----- SELECTED PASSAGE
Frequency-aware optical coherence tomography image super-resolution via conditional generative adversarial neural network

Abstract

Optical coherence tomography (OCT) has stimulated a wide range of medical image-based diagnosis and treatment in fields such as cardiology and ophthalmology. Such applications can be further facilitated by deep learning-based super-resolution technology, which improves the capability of resolving morphological structures. However, existing deep learning-based method only focuses on spatial distribution and disregards frequency fidelity in image reconstruction, leading to a frequency bias. To overcome this limitation, we propose a frequency-aware super-resolution framework that integrates three critical frequency-based modules (i.e., frequency transformation, frequency skip connection, and frequency alignment) and frequency-based loss function into a conditional generative adversarial network (cGAN). We conducted a large-scale quantitative study from an existing coronary OCT dataset to demonstrate the superiority of our proposed framework over existing deep learning frameworks. In addition, we confirmed the generalizability of our framework by applying it to fish corneal images and rat retinal images, demonstrating its capability to super-resolve morphological details in eye imaging.

Fig. 1.

Frequency domain gaps between the HR and the SR OCT images generated by four CNN implementations (MSRN, RDN, RDU, RCAN). The spectrum is generated by performing Fourier transform on the B-scan image. The high-frequency components of images are generated by performing an inverse Fourier transform on the high-frequency parts of the spectrum. Compared to the HR image, SR images generated by existing CNN algorithms are biased to a limited spectrum region towards low-frequency. Using ours CNN algorithm with frequency awareness (ours), the spectrum and high-frequency components of the SR OCT image are closer to that of the original image. The scale bar represents 500μm.

Fig. 2.

The design of the proposed frequency-aware framework for OCT image super-resolution. The proposed model utilizes wavelet transformation, frequency skip connection, and high-frequency alignment to facilitate frequency information for super-resolving OCT images.

Fig. 3.
----------
EXERCISE REQUIREMENTS:
(1) Answer these questions from the OCT super-resolution text above:
(a) Which three frequency-based modules does the proposed framework integrate?
(b) Which four CNN implementations produced the SR images compared in Fig. 1?
(c) On what two kinds of images was the framework's generalizability confirmed?
(2) Write the next part of the OCT super-resolution text, picking up right after its last line.
----- RECORDED DATA
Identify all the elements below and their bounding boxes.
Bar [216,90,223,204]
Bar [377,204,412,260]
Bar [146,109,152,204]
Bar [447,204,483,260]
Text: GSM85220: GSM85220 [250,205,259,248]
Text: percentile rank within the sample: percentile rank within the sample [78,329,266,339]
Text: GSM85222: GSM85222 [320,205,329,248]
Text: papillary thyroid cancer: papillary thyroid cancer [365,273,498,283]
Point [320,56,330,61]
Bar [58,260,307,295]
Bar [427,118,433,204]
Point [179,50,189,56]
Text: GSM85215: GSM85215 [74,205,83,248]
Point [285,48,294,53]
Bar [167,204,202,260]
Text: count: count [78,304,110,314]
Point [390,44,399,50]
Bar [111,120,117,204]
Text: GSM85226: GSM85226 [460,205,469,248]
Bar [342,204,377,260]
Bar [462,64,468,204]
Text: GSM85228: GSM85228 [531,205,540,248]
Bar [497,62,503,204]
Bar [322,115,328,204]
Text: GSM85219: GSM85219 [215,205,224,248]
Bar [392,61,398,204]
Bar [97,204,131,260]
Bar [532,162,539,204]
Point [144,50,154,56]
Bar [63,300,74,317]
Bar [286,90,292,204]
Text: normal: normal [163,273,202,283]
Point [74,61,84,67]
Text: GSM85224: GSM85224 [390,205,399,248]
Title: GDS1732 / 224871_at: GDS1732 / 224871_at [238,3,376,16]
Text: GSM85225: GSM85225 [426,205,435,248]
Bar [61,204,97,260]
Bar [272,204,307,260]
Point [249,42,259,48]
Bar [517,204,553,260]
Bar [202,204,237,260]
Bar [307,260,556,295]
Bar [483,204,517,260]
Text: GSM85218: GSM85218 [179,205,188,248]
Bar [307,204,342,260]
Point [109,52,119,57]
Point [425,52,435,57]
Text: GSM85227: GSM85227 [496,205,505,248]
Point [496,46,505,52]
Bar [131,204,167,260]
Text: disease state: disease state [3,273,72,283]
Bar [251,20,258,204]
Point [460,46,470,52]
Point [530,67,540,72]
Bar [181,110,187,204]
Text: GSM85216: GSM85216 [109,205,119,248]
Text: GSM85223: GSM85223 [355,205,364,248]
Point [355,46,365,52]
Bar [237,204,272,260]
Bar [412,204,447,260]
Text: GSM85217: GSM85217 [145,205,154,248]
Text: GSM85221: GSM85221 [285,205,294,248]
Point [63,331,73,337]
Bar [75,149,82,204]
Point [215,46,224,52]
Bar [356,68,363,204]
----------
OUTPUTS BY TASK:
(1)
(a) Frequency transformation, frequency skip connection, and frequency alignment.
(b) MSRN, RDN, RDU, and RCAN.
(c) Fish corneal images and rat retinal images.

(2)
Frequency analysis of the SR OCT images generated from LR OCT data acquired using factors of X2, X3, and X4. Compared to existing methods, our frequency-aware model is capable of super-resolving OCT images with less spectrum bias, which is confirmed by frequency analysis.

Fig. 4.

Generating SR OCT images of stent structure from LR image acquired using a factor of X4. The corresponding histology image is attached. Our model resolves the boundary between the stent and tissue with better details due to its frequency-awareness design. ROIs are marked by red rectangles. The EPI score of the ROIs is calculated and displayed. The scale bar represents 100μm.

Fig. 5.

Generating SR OCT image of suspicious macrophage regions from LR image acquired using a factor of X4. The amplitude of intensities of HR and SR images is attached. Our model resolves the accumulations of macrophages without blurring effects. ROIs containing the macrophage accumulations are marked by —-red rectangles. ROIs of edge regions are marked by orange rectangles. The EPI score of the ROIs is calculated and displayed. The scale bar represents 100μm.

Fig. 6.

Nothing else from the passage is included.